-- start of Data --

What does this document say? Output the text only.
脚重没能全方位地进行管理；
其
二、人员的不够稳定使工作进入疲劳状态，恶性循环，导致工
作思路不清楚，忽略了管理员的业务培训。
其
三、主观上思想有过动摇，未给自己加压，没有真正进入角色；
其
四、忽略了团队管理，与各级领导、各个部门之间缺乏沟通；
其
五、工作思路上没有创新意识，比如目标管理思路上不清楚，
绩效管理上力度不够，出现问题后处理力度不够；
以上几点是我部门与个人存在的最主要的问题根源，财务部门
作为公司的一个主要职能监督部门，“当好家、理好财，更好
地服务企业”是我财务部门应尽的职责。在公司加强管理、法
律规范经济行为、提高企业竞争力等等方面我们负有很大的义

-- end of Data --

Short problem: All of the entries should be written out again exactly.

Worked solution:
What does this document say? Output the text only.
脚重没能全方位地进行管理；
其
二、人员的不够稳定使工作进入疲劳状态，恶性循环，导致工
作思路不清楚，忽略了管理员的业务培训。
其
三、主观上思想有过动摇，未给自己加压，没有真正进入角色；
其
四、忽略了团队管理，与各级领导、各个部门之间缺乏沟通；
其
五、工作思路上没有创新意识，比如目标管理思路上不清楚，
绩效管理上力度不够，出现问题后处理力度不够；
以上几点是我部门与个人存在的最主要的问题根源，财务部门
作为公司的一个主要职能监督部门，“当好家、理好财，更好
地服务企业”是我财务部门应尽的职责。在公司加强管理、法
律规范经济行为、提高企业竞争力等等方面我们负有很大的义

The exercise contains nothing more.